═══ Extracted records ═══

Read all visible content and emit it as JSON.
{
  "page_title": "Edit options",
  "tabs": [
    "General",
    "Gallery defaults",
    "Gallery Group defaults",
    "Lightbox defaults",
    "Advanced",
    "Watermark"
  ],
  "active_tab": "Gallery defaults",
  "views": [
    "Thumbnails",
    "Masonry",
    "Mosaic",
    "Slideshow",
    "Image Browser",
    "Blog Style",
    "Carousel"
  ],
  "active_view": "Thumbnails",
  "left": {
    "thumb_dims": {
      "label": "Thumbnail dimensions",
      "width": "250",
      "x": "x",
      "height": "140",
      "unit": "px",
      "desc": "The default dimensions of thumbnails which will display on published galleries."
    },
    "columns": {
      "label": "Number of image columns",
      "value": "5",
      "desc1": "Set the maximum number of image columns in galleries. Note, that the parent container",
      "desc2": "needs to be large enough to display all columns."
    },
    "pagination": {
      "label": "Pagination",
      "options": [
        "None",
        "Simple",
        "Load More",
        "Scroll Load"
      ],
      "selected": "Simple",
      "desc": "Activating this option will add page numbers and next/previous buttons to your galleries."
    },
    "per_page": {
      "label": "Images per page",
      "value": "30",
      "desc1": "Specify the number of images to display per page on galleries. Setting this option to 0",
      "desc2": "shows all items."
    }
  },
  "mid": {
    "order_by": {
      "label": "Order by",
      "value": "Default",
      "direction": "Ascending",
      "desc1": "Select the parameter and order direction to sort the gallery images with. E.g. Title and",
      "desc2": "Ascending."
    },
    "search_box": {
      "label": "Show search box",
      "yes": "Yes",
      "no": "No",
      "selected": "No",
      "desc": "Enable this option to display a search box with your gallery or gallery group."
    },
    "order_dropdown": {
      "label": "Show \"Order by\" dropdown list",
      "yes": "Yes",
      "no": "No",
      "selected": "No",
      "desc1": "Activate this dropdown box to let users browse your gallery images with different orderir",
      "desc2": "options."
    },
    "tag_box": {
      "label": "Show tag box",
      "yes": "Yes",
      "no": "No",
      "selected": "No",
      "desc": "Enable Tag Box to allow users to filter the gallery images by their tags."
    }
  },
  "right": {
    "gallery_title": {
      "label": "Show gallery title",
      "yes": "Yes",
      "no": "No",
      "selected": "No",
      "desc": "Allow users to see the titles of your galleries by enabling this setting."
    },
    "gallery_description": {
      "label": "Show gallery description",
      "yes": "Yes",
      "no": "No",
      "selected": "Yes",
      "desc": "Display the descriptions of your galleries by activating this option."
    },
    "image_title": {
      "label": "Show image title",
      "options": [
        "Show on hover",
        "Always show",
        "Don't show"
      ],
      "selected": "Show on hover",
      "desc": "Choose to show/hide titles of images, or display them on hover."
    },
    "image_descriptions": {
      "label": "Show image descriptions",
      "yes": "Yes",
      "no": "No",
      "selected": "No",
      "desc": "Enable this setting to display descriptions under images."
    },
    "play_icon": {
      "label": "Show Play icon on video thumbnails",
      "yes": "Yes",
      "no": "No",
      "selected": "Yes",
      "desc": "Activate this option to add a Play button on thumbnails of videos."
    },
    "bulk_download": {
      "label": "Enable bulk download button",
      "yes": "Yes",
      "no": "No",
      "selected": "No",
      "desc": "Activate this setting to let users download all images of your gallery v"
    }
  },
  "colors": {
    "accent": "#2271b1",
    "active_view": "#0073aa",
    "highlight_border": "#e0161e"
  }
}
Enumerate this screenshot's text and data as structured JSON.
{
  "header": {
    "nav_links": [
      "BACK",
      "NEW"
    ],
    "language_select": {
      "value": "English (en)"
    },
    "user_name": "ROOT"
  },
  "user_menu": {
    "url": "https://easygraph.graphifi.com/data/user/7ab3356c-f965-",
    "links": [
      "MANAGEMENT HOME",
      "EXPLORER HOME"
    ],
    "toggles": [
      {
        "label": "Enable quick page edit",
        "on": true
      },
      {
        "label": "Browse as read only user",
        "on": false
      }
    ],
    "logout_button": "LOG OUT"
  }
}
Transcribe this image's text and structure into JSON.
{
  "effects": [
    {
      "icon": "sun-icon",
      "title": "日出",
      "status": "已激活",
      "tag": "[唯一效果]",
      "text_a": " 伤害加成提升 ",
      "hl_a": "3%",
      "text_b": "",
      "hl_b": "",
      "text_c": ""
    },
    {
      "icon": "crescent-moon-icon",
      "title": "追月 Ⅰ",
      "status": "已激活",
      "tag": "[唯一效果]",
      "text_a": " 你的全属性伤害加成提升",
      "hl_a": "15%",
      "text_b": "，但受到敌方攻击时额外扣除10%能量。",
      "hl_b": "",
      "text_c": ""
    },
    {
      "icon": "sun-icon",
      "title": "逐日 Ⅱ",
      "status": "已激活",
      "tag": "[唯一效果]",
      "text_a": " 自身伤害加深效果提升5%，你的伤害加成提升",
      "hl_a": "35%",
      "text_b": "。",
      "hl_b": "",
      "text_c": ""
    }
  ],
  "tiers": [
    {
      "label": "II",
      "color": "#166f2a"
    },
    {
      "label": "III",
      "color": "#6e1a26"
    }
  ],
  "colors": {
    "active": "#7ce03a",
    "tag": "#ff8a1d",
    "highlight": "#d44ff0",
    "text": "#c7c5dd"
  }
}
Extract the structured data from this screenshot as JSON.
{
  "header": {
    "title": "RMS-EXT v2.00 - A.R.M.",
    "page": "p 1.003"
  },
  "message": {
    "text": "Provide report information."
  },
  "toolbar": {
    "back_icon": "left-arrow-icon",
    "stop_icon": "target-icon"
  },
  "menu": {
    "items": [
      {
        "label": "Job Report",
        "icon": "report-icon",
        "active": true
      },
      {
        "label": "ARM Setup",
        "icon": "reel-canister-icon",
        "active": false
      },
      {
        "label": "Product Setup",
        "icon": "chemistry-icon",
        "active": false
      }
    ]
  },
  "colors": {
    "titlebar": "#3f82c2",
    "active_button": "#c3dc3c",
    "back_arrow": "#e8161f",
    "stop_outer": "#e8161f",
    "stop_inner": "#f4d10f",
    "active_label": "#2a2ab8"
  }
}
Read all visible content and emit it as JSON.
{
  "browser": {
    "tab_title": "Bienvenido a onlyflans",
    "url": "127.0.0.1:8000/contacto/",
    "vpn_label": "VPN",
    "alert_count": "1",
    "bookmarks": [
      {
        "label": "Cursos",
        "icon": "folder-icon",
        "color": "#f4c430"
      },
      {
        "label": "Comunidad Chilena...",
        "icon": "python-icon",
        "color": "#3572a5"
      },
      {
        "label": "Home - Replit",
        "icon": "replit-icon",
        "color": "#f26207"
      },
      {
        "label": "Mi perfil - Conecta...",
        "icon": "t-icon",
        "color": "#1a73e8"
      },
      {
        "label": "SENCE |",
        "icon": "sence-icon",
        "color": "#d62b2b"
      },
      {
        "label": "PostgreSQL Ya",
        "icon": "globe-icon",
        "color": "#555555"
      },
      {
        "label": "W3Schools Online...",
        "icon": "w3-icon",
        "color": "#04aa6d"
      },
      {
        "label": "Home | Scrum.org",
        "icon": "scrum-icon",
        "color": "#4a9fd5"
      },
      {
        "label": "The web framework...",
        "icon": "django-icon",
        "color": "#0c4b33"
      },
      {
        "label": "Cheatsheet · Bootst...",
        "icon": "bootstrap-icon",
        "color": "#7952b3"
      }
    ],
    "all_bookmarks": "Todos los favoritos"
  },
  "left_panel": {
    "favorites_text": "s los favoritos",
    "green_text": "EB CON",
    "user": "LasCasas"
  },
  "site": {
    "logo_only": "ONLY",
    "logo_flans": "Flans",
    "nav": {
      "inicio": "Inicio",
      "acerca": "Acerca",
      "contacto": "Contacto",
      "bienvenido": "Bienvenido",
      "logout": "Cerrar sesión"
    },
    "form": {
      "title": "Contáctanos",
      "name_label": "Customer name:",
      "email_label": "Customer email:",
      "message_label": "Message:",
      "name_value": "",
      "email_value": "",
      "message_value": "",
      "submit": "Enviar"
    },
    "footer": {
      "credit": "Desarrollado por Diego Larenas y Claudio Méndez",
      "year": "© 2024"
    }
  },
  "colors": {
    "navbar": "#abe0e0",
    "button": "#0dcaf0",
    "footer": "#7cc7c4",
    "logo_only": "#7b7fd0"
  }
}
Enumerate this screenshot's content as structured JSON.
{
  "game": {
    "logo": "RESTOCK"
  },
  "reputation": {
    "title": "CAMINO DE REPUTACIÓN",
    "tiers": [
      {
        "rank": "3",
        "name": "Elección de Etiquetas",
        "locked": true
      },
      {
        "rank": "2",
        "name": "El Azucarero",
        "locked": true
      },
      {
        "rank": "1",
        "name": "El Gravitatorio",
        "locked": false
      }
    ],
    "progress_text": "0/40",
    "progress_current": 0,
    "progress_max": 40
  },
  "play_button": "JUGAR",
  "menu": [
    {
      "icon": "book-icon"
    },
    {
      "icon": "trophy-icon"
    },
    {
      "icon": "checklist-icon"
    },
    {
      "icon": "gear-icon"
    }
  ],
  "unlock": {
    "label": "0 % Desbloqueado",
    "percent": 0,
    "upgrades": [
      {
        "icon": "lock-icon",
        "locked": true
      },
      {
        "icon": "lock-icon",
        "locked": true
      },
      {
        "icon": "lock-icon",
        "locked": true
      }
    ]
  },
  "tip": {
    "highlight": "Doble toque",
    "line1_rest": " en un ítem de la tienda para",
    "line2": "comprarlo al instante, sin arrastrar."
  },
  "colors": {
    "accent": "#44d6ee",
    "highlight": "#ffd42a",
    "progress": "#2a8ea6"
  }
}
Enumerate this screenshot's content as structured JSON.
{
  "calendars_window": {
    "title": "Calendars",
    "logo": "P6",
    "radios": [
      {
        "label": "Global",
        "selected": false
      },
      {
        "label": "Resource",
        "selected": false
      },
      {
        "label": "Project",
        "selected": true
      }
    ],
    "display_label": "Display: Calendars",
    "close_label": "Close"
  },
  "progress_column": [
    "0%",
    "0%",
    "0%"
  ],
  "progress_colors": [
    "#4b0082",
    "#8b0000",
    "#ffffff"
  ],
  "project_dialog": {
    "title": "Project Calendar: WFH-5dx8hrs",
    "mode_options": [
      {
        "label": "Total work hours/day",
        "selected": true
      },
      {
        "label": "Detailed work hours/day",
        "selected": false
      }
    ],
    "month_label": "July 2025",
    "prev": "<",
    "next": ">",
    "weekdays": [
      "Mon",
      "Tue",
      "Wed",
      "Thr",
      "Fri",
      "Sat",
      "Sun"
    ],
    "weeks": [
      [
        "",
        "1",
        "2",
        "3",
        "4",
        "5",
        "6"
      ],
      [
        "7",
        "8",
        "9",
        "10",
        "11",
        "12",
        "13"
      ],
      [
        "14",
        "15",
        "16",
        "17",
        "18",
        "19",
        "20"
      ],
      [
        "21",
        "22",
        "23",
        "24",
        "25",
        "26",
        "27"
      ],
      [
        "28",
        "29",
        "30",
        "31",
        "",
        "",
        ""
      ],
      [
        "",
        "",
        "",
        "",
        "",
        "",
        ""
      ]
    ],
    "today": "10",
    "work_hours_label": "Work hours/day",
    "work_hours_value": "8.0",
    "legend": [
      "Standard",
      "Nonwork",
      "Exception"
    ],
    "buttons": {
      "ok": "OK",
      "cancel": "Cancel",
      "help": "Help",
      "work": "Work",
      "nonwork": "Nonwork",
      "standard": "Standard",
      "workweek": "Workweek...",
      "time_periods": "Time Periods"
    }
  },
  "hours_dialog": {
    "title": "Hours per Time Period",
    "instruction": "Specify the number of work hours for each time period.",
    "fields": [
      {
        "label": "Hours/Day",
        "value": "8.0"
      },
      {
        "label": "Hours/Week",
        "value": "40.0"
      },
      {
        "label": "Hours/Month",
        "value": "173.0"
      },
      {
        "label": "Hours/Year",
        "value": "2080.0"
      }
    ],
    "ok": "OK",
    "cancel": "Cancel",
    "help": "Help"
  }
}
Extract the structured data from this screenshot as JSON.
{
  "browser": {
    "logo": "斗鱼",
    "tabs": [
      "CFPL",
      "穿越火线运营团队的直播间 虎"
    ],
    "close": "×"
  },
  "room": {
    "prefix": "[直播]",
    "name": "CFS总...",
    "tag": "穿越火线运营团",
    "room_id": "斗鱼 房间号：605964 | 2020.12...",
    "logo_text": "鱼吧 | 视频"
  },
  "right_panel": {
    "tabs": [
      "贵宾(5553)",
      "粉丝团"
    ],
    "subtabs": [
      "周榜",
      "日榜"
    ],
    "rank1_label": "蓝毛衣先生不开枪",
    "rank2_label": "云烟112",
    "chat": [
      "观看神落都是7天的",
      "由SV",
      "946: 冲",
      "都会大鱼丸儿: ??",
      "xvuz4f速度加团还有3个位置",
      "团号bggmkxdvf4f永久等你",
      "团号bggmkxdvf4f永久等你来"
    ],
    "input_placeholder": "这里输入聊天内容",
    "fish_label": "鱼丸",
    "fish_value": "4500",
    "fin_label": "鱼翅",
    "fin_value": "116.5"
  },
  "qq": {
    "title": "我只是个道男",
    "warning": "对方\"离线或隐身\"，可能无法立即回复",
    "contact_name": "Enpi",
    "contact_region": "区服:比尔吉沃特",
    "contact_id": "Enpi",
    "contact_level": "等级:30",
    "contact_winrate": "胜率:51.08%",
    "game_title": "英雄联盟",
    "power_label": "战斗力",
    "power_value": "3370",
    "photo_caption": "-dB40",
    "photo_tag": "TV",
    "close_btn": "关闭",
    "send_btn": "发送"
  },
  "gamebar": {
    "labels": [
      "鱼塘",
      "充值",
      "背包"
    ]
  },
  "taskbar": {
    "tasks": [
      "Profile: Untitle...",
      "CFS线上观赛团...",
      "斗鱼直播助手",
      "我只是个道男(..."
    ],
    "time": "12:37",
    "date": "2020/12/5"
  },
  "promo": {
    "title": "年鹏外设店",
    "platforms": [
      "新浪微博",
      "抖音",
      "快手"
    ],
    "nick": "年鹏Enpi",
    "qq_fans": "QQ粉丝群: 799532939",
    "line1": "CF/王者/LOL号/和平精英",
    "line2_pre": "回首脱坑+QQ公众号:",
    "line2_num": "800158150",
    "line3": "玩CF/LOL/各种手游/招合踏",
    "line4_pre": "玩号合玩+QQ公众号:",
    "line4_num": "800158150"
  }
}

═══

• **To do**: State only the count of lines above that hold the string "Customer".

• **Worked solution**: 2